▶ _The task_
In the listing below, pick out lines with "грибов".

==== Provided information ====

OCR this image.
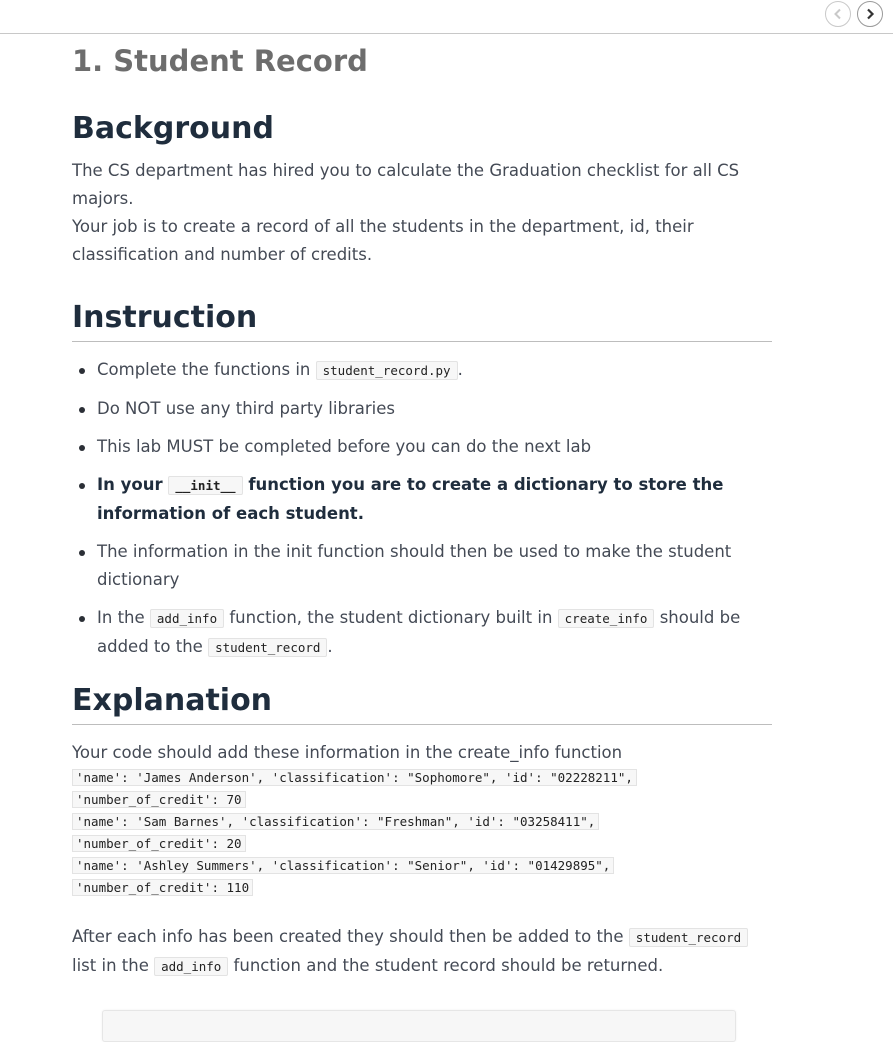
1. Student Record
Background

The CS department has hired you to calculate the Graduation checklist for all CS majors.

Your job is to create a record of all the students in the department, id, their classification and number of credits.

Instruction
Complete the functions in student_record.py .
Do NOT use any third party libraries
This lab MUST be completed before you can do the next lab
In your __init__ function you are to create a dictionary to store the information of each student.
The information in the init function should then be used to make the student dictionary
In the add_info function, the student dictionary built in create_info should be added to the student_record .
Explanation

Your code should add these information in the create_info function

'name': 'James Anderson', 'classification': "Sophomore", 'id': "02228211",
'number_of_credit': 70
'name': 'Sam Barnes', 'classification': "Freshman", 'id': "03258411",
'number_of_credit': 20
'name': 'Ashley Summers', 'classification': "Senior", 'id': "01429895",
'number_of_credit': 110

After each info has been created they should then be added to the student_record list in the add_info function and the student record should be returned.
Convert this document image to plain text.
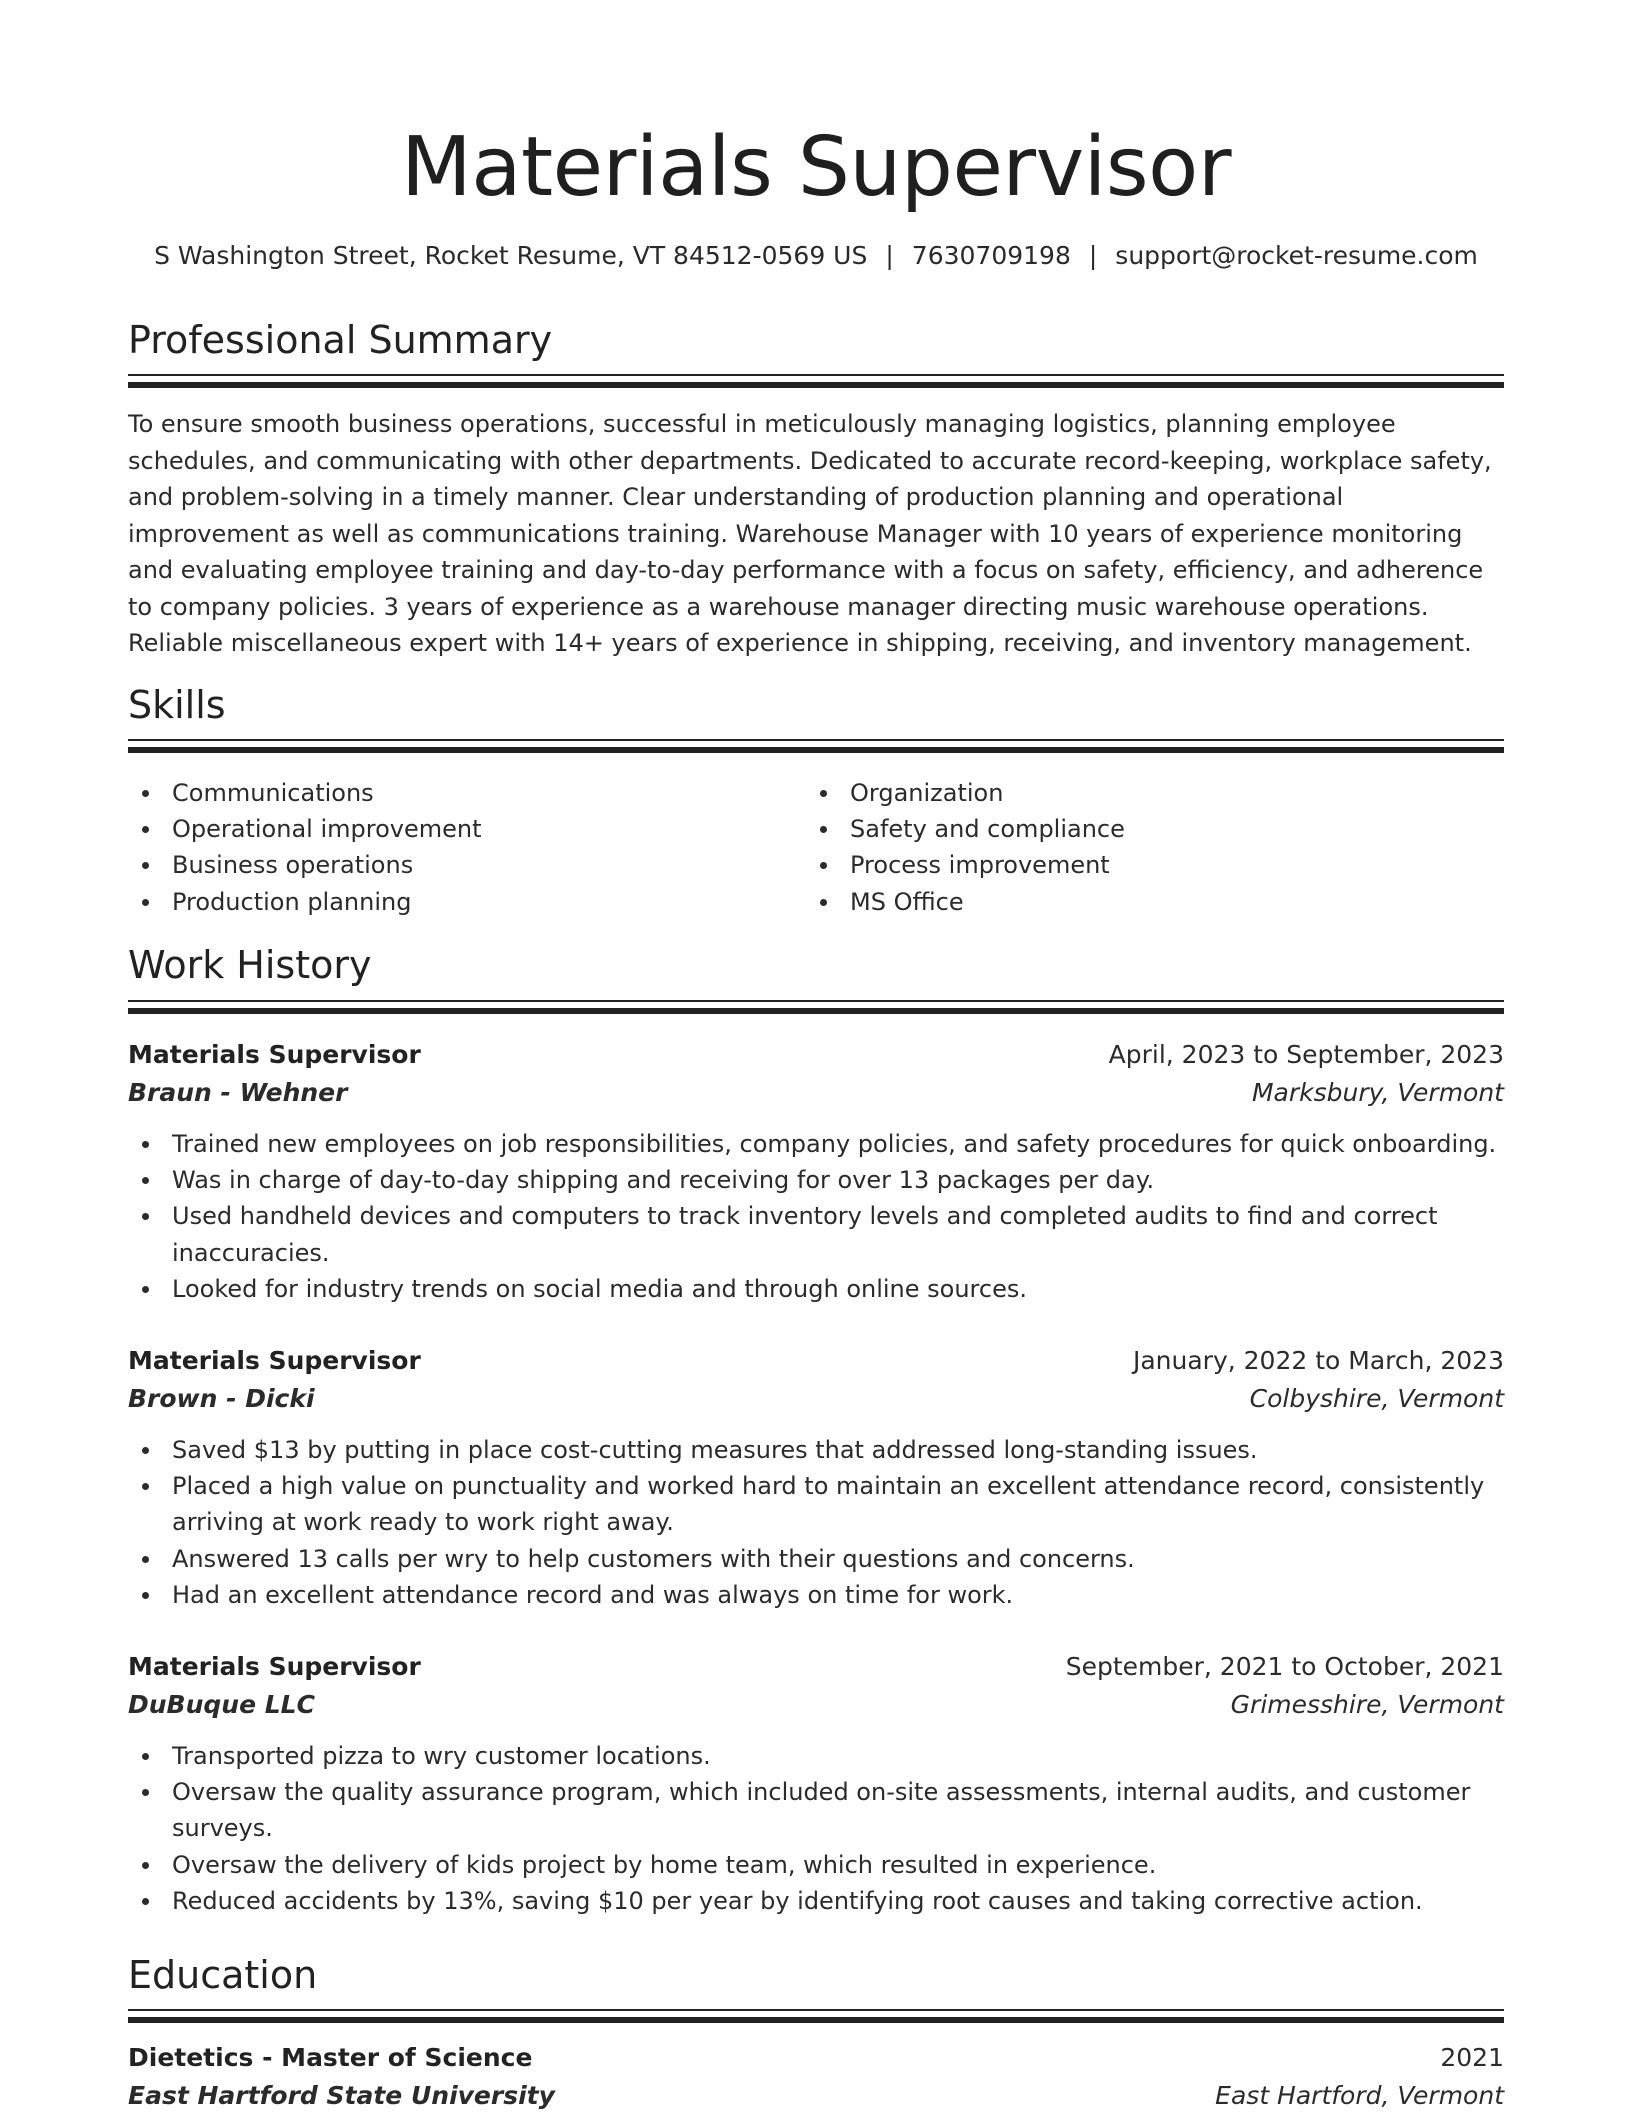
Materials Supervisor
S Washington Street, Rocket Resume, VT 84512-0569 US | 7630709198 | support@rocket-resume.com
Professional Summary

To ensure smooth business operations, successful in meticulously managing logistics, planning employee schedules, and communicating with other departments. Dedicated to accurate record-keeping, workplace safety, and problem-solving in a timely manner. Clear understanding of production planning and operational improvement as well as communications training. Warehouse Manager with 10 years of experience monitoring and evaluating employee training and day-to-day performance with a focus on safety, efficiency, and adherence to company policies. 3 years of experience as a warehouse manager directing music warehouse operations. Reliable miscellaneous expert with 14+ years of experience in shipping, receiving, and inventory management.

Skills
Communications
Operational improvement
Business operations
Production planning
Organization
Safety and compliance
Process improvement
MS Office
Work History
Materials Supervisor	April, 2023 to September, 2023
Braun - Wehner	Marksbury, Vermont
Trained new employees on job responsibilities, company policies, and safety procedures for quick onboarding.
Was in charge of day-to-day shipping and receiving for over 13 packages per day.
Used handheld devices and computers to track inventory levels and completed audits to find and correct inaccuracies.
Looked for industry trends on social media and through online sources.
Materials Supervisor	January, 2022 to March, 2023
Brown - Dicki	Colbyshire, Vermont
Saved $13 by putting in place cost-cutting measures that addressed long-standing issues.
Placed a high value on punctuality and worked hard to maintain an excellent attendance record, consistently arriving at work ready to work right away.
Answered 13 calls per wry to help customers with their questions and concerns.
Had an excellent attendance record and was always on time for work.
Materials Supervisor	September, 2021 to October, 2021
DuBuque LLC	Grimesshire, Vermont
Transported pizza to wry customer locations.
Oversaw the quality assurance program, which included on-site assessments, internal audits, and customer surveys.
Oversaw the delivery of kids project by home team, which resulted in experience.
Reduced accidents by 13%, saving $10 per year by identifying root causes and taking corrective action.
Education
Dietetics - Master of Science	2021
East Hartford State University	East Hartford, Vermont
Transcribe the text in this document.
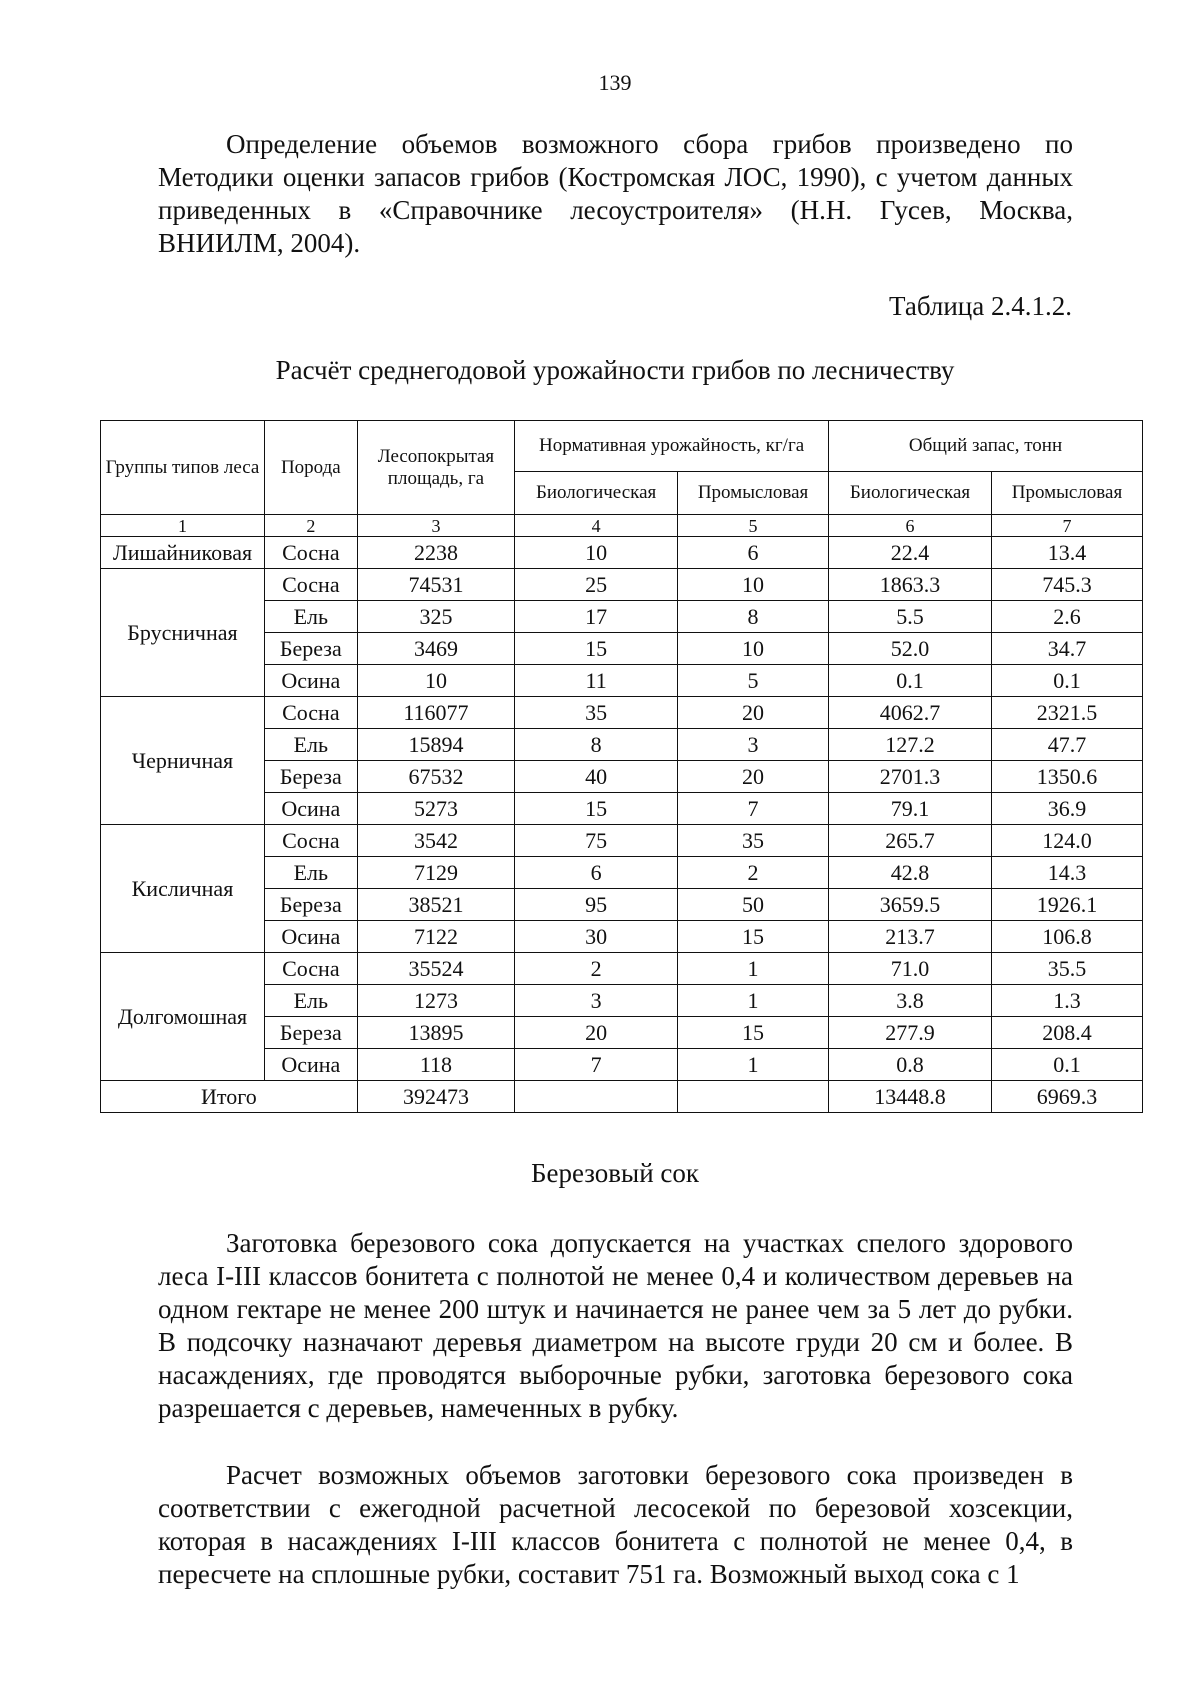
139

Определение объемов возможного сбора грибов произведено по Методики оценки запасов грибов (Костромская ЛОС, 1990), с учетом данных приведенных в «Справочнике лесоустроителя» (Н.Н. Гусев, Москва, ВНИИЛМ, 2004).

Таблица 2.4.1.2.
Расчёт среднегодовой урожайности грибов по лесничеству
Группы типов леса	Порода	Лесопокрытая площадь, га	Нормативная урожайность, кг/га		Общий запас, тонн	
			Биологическая	Промысловая	Биологическая	Промысловая
1	2	3	4	5	6	7
Лишайниковая	Сосна	2238	10	6	22.4	13.4
Брусничная	Сосна	74531	25	10	1863.3	745.3
	Ель	325	17	8	5.5	2.6
	Береза	3469	15	10	52.0	34.7
	Осина	10	11	5	0.1	0.1
Черничная	Сосна	116077	35	20	4062.7	2321.5
	Ель	15894	8	3	127.2	47.7
	Береза	67532	40	20	2701.3	1350.6
	Осина	5273	15	7	79.1	36.9
Кисличная	Сосна	3542	75	35	265.7	124.0
	Ель	7129	6	2	42.8	14.3
	Береза	38521	95	50	3659.5	1926.1
	Осина	7122	30	15	213.7	106.8
Долгомошная	Сосна	35524	2	1	71.0	35.5
	Ель	1273	3	1	3.8	1.3
	Береза	13895	20	15	277.9	208.4
	Осина	118	7	1	0.8	0.1
Итого		392473			13448.8	6969.3
Березовый сок

Заготовка березового сока допускается на участках спелого здорового леса I-III классов бонитета с полнотой не менее 0,4 и количеством деревьев на одном гектаре не менее 200 штук и начинается не ранее чем за 5 лет до рубки. В подсочку назначают деревья диаметром на высоте груди 20 см и более. В насаждениях, где проводятся выборочные рубки, заготовка березового сока разрешается с деревьев, намеченных в рубку.

Расчет возможных объемов заготовки березового сока произведен в соответствии с ежегодной расчетной лесосекой по березовой хозсекции, которая в насаждениях I-III классов бонитета с полнотой не менее 0,4, в пересчете на сплошные рубки, составит 751 га. Возможный выход сока с 1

====

▶ _Output for this exercise_
Определение объемов возможного сбора грибов произведено по Методики оценки запасов грибов (Костромская ЛОС, 1990), с учетом данных приведенных в «Справочнике лесоустроителя» (Н.Н. Гусев, Москва, ВНИИЛМ, 2004).
Расчёт среднегодовой урожайности грибов по лесничеству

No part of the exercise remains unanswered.